▶ [TEXT BLOCK]:

Measure ONNX runtime performances

The following example shows how to use the command line to compare one or two runtimes with scikit-learn. It relies on function validate_runtime which can be called from python or through a command line described in page Command lines.

Run the benchmark

The following line creates a folder used to dump information about models which failed during the benchmark.

import os
if not os.path.exists("dump_errors"):
    os.mkdir("dump_errors")

The benchmark can be run with a python instruction or a command line:

python -m mlprodict validate_runtime -v 1 --out_raw data.csv --out_summary summary.csv
           -b 1 --dump_folder dump_errors --runtime python,onnxruntime1
           --models LinearRegression,DecisionTreeRegressor
           --n_features 4,10 --out_graph bench_png
           -t "{\"1\":{\"number\":10,\"repeat\":10},\"10\":{\"number\":5,\"repeat\":5}}"

(Structured page parsing data)
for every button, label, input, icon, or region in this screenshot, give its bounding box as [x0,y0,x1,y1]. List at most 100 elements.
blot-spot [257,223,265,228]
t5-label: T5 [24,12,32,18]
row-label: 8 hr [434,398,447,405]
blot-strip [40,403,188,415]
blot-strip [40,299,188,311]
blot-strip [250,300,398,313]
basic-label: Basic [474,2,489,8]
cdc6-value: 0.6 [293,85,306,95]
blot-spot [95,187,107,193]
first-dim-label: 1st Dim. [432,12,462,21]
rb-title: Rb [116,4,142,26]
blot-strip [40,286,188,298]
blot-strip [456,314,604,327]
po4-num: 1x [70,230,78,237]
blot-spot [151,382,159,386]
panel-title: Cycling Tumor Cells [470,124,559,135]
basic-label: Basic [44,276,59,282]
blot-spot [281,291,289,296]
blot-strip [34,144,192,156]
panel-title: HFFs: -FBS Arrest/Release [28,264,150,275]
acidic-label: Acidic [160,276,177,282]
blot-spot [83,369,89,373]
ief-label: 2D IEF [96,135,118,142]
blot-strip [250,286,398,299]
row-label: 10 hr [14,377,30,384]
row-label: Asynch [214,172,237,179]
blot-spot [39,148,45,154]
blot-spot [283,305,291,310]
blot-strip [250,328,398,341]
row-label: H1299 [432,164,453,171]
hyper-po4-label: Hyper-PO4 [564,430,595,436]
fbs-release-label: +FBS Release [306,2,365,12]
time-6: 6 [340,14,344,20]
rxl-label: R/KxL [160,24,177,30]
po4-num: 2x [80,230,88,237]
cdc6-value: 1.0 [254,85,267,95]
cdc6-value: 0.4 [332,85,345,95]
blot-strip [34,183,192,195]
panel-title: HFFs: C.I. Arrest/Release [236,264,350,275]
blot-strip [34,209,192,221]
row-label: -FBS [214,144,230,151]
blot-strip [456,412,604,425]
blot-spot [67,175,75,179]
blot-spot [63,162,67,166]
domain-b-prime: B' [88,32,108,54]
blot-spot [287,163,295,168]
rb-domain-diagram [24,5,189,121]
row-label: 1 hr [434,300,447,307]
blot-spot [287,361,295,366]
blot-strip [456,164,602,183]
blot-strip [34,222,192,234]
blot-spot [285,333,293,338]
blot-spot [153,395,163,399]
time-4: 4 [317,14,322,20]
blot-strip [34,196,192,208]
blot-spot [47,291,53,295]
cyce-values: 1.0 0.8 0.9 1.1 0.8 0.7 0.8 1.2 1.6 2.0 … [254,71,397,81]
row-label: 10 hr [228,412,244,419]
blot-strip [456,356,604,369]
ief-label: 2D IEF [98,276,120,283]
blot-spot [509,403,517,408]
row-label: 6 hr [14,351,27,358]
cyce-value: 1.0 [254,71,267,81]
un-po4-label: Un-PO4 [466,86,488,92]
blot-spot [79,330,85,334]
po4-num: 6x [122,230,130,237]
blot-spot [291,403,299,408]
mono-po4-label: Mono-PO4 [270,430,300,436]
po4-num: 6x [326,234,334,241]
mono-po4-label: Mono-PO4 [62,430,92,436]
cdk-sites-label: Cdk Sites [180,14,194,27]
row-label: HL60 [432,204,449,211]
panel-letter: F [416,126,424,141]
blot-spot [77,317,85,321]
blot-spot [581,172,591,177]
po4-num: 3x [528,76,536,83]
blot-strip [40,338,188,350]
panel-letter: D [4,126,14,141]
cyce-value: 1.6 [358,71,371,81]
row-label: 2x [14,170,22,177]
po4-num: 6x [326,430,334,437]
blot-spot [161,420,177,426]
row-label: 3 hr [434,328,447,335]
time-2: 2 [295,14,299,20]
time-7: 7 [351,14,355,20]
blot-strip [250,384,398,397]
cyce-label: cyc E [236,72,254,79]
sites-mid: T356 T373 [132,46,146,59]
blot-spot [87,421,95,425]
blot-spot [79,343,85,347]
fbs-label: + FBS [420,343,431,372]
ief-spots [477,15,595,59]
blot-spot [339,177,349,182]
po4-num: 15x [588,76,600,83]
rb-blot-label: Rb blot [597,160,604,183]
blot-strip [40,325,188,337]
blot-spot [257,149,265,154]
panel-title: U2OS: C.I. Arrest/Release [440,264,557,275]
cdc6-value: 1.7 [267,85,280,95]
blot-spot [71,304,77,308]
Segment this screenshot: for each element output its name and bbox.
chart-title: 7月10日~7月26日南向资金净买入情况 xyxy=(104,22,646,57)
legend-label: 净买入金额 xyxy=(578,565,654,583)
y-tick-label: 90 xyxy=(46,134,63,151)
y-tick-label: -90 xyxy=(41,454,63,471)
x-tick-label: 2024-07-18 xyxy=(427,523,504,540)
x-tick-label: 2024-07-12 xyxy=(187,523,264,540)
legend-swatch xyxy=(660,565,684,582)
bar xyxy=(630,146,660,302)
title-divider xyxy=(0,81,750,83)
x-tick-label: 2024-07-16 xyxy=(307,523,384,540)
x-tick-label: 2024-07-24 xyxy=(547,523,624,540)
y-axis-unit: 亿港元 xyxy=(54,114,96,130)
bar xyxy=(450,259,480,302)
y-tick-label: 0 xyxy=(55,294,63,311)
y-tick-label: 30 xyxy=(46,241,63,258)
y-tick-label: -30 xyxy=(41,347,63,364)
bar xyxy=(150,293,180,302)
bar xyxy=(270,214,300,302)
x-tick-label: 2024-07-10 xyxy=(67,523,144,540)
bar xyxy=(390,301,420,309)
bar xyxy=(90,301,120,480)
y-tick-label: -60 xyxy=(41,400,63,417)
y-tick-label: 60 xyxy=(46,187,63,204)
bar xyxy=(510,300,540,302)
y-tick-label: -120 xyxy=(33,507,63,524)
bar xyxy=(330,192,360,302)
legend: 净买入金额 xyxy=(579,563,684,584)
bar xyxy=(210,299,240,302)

▶ [EXERCISE PROMPT]:
Return the full text on measuring ONNX runtime performance, word for word, including the code and command line.

▶ [RESPONSE BELOW]:
Measure ONNX runtime performances

The following example shows how to use the command line to compare one or two runtimes with scikit-learn. It relies on function validate_runtime which can be called from python or through a command line described in page Command lines.

Run the benchmark

The following line creates a folder used to dump information about models which failed during the benchmark.

import os
if not os.path.exists("dump_errors"):
    os.mkdir("dump_errors")

The benchmark can be run with a python instruction or a command line:

python -m mlprodict validate_runtime -v 1 --out_raw data.csv --out_summary summary.csv
           -b 1 --dump_folder dump_errors --runtime python,onnxruntime1
           --models LinearRegression,DecisionTreeRegressor
           --n_features 4,10 --out_graph bench_png
           -t "{\"1\":{\"number\":10,\"repeat\":10},\"10\":{\"number\":5,\"repeat\":5}}"